=== TASK PROMPT ===
Find the word "this" in the material below and gather every line that contains it.

▬▬▬▬▬▬

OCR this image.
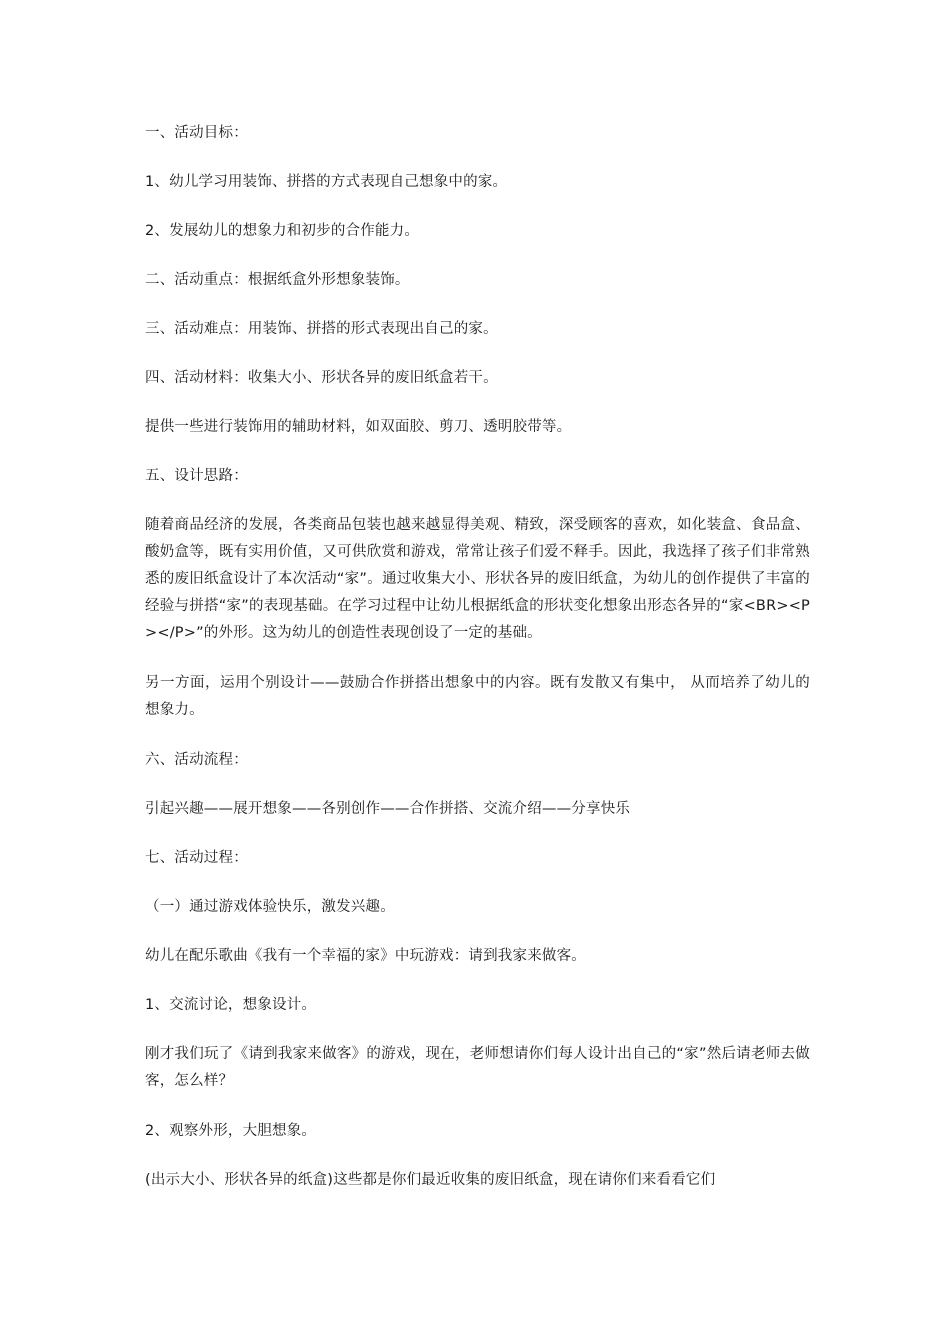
一、活动目标：

1、幼儿学习用装饰、拼搭的方式表现自己想象中的家。

2、发展幼儿的想象力和初步的合作能力。

二、活动重点：根据纸盒外形想象装饰。

三、活动难点：用装饰、拼搭的形式表现出自己的家。

四、活动材料：收集大小、形状各异的废旧纸盒若干。

提供一些进行装饰用的辅助材料，如双面胶、剪刀、透明胶带等。

五、设计思路：

随着商品经济的发展，各类商品包装也越来越显得美观、精致，深受顾客的喜欢，如化装盒、食品盒、酸奶盒等，既有实用价值，又可供欣赏和游戏，常常让孩子们爱不释手。因此，我选择了孩子们非常熟悉的废旧纸盒设计了本次活动“家”。通过收集大小、形状各异的废旧纸盒，为幼儿的创作提供了丰富的经验与拼搭“家”的表现基础。在学习过程中让幼儿根据纸盒的形状变化想象出形态各异的“家<BR><P></P>”的外形。这为幼儿的创造性表现创设了一定的基础。

另一方面，运用个别设计——鼓励合作拼搭出想象中的内容。既有发散又有集中， 从而培养了幼儿的想象力。

六、活动流程：

引起兴趣——展开想象——各别创作——合作拼搭、交流介绍——分享快乐

七、活动过程：

（一）通过游戏体验快乐，激发兴趣。

幼儿在配乐歌曲《我有一个幸福的家》中玩游戏：请到我家来做客。

1、交流讨论，想象设计。

刚才我们玩了《请到我家来做客》的游戏，现在，老师想请你们每人设计出自己的“家”然后请老师去做客，怎么样？

2、观察外形，大胆想象。

(出示大小、形状各异的纸盒)这些都是你们最近收集的废旧纸盒，现在请你们来看看它们
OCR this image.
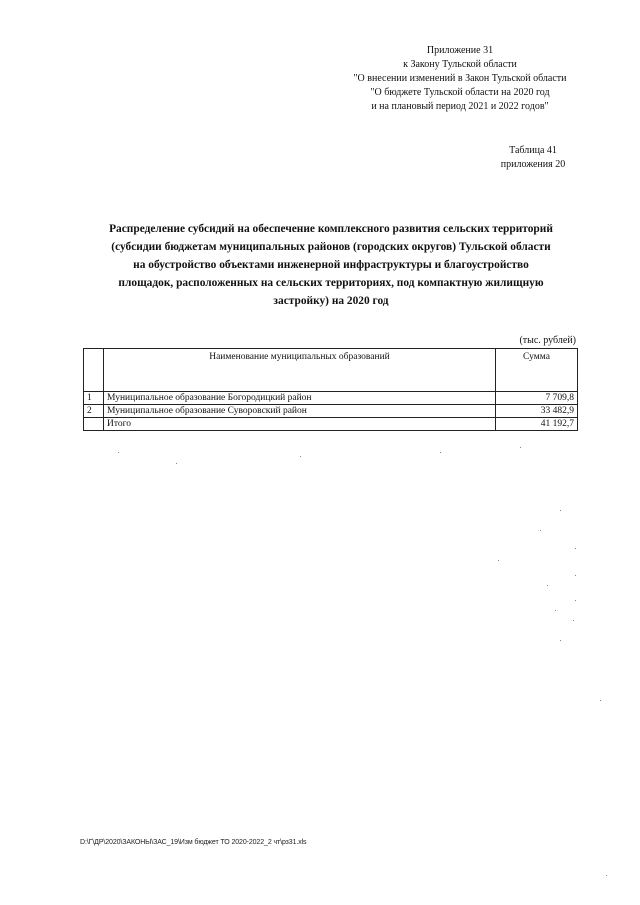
Приложение 31
к Закону Тульской области
"О внесении изменений в Закон Тульской области
"О бюджете Тульской области на 2020 год
и на плановый период 2021 и 2022 годов"
Таблица 41
приложения 20
Распределение субсидий на обеспечение комплексного развития сельских территорий
(субсидии бюджетам муниципальных районов (городских округов) Тульской области
на обустройство объектами инженерной инфраструктуры и благоустройство
площадок, расположенных на сельских территориях, под компактную жилищную
застройку) на 2020 год
(тыс. рублей)
	Наименование муниципальных образований	Сумма
1	Муниципальное образование Богородицкий район	7 709,8
2	Муниципальное образование Суворовский район	33 482,9
	Итого	41 192,7
D:\Г\ДР\2020\ЗАКОНЫ\ЗАС_19\Изм бюджет ТО 2020-2022_2 чт\рз31.xls
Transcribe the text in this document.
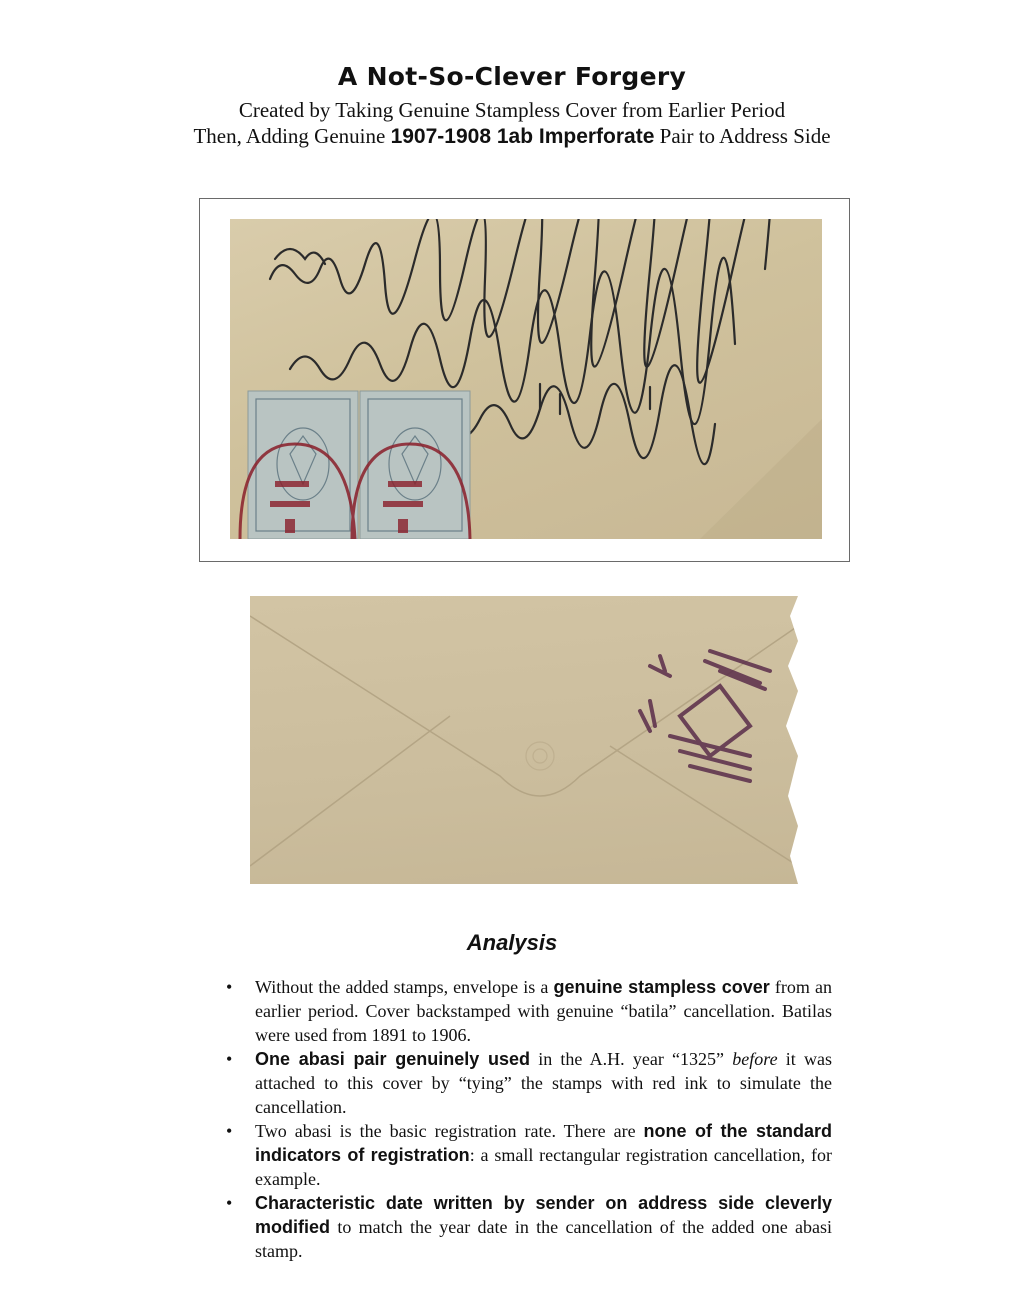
A Not-So-Clever Forgery
Created by Taking Genuine Stampless Cover from Earlier Period
Then, Adding Genuine 1907-1908 1ab Imperforate Pair to Address Side
Analysis
• Without the added stamps, envelope is a genuine stampless cover from an earlier period. Cover backstamped with genuine “batila” cancellation. Batilas were used from 1891 to 1906.
• One abasi pair genuinely used in the A.H. year “1325” before it was attached to this cover by “tying” the stamps with red ink to simulate the cancellation.
• Two abasi is the basic registration rate. There are none of the standard indicators of registration: a small rectangular registration cancellation, for example.
• Characteristic date written by sender on address side cleverly modified to match the year date in the cancellation of the added one abasi stamp.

▬▬▬▬▬▬

=== REPLY TO THE EXERCISE ===
OCR this image.
OCR this image.
Transcribe the text in this document.
• One abasi pair genuinely used in the A.H. year “1325” before it was attached to this cover by “tying” the stamps with red ink to simulate the cancellation.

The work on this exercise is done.